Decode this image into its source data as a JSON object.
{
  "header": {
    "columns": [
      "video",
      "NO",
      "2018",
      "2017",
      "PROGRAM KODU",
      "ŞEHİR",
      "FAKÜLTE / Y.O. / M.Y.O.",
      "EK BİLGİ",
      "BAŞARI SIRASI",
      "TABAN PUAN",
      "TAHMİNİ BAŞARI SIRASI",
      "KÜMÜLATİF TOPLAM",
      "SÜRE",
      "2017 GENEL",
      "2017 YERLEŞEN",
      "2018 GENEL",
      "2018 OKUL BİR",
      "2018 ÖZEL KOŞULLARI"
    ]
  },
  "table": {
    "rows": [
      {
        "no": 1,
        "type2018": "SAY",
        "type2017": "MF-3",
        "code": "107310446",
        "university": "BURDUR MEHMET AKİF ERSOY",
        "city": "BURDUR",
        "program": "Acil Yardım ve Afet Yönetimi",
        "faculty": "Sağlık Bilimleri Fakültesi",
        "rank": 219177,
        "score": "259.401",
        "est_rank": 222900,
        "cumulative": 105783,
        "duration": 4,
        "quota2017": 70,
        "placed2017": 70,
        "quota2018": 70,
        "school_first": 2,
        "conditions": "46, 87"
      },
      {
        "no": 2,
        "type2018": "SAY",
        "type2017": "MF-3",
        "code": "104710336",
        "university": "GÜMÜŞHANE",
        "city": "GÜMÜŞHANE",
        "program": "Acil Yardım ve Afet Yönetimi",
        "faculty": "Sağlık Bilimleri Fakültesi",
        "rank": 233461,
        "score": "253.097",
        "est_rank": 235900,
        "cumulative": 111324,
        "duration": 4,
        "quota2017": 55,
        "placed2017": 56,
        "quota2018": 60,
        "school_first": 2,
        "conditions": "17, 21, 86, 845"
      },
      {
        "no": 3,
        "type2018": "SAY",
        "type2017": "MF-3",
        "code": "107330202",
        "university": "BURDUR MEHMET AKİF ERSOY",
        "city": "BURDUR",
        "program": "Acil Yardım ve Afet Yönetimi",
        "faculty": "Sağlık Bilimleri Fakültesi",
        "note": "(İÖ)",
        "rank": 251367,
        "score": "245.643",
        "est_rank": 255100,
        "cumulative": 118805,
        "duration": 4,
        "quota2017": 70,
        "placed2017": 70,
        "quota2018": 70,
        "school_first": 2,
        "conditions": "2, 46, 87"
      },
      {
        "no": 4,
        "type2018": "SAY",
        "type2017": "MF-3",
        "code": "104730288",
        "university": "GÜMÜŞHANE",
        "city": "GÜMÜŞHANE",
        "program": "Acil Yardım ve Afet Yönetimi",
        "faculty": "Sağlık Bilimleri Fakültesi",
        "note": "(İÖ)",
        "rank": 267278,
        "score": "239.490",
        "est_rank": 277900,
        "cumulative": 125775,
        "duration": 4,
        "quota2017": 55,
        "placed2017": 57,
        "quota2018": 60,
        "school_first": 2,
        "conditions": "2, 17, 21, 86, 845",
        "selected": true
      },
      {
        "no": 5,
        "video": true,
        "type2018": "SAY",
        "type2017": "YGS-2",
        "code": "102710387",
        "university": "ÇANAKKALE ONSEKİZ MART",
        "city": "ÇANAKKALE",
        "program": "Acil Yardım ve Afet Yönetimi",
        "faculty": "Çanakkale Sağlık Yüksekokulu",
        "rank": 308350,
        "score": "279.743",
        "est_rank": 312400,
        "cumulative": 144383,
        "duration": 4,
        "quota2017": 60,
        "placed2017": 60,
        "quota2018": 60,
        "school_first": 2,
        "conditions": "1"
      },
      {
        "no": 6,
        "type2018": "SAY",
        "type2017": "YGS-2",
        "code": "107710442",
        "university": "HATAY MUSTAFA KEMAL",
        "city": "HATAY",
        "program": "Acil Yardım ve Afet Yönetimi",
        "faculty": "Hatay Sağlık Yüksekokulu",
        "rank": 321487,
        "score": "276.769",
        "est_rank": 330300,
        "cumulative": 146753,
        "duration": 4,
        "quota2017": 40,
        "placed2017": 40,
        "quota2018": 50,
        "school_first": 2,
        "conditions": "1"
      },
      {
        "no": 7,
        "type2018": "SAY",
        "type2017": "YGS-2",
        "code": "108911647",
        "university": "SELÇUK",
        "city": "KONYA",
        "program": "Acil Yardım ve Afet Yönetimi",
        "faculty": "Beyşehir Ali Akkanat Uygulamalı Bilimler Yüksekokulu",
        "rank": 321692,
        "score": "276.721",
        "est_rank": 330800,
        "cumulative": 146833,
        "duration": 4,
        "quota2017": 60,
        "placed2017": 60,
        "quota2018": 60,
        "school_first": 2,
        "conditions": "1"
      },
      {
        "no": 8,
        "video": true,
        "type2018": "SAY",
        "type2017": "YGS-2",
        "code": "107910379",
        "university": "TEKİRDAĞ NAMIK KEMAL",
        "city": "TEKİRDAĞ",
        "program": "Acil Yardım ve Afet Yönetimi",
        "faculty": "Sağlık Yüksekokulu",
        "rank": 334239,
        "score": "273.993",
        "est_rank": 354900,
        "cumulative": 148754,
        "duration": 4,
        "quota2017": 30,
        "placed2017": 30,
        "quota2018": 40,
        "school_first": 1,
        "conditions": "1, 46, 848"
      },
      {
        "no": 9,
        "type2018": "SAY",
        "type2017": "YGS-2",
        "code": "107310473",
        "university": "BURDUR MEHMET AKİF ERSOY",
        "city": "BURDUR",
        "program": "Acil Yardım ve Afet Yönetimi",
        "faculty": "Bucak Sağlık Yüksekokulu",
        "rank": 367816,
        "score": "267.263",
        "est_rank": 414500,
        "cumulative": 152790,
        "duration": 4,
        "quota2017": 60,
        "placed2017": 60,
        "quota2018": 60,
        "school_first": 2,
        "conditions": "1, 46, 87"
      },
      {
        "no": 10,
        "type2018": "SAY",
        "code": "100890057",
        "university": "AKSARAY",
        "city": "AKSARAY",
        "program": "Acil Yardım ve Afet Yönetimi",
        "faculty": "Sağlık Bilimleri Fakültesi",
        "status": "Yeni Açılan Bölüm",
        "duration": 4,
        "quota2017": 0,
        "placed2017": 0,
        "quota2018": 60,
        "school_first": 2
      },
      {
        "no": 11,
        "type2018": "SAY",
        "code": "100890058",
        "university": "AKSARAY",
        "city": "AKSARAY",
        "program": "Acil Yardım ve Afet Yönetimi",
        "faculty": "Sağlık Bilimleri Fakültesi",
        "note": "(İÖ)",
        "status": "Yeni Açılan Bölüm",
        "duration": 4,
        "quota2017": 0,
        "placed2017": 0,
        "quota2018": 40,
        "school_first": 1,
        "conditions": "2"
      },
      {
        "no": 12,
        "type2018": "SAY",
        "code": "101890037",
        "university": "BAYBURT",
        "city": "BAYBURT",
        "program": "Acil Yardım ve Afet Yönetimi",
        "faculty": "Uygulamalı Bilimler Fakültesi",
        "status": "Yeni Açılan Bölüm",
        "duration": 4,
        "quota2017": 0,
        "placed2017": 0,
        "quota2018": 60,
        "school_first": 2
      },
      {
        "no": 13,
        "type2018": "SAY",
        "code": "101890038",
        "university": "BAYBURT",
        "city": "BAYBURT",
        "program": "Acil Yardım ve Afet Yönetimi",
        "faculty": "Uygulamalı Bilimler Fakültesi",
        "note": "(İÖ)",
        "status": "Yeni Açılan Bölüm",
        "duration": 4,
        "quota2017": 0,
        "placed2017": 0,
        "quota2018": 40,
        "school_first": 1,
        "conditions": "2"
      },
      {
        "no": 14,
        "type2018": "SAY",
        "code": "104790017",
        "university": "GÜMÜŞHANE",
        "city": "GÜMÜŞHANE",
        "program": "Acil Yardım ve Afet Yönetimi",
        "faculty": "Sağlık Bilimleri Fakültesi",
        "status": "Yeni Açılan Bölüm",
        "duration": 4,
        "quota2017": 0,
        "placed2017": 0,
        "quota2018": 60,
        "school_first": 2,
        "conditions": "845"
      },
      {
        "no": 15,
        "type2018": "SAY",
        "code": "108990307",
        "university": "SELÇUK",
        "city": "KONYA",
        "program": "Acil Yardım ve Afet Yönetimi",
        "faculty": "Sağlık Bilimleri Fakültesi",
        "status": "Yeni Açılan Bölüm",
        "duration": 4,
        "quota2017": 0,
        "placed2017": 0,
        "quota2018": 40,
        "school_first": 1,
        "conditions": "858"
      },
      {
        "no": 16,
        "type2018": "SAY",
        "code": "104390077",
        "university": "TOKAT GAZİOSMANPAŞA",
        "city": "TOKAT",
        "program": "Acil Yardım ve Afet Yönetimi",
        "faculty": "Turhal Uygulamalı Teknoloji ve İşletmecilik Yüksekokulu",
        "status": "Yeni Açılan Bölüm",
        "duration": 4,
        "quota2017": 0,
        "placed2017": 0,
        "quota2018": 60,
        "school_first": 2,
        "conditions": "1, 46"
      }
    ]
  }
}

--- --- ---

Which lines contain the word "BAŞARI"? Copy each one.

      "BAŞARI SIRASI",
      "TAHMİNİ BAŞARI SIRASI",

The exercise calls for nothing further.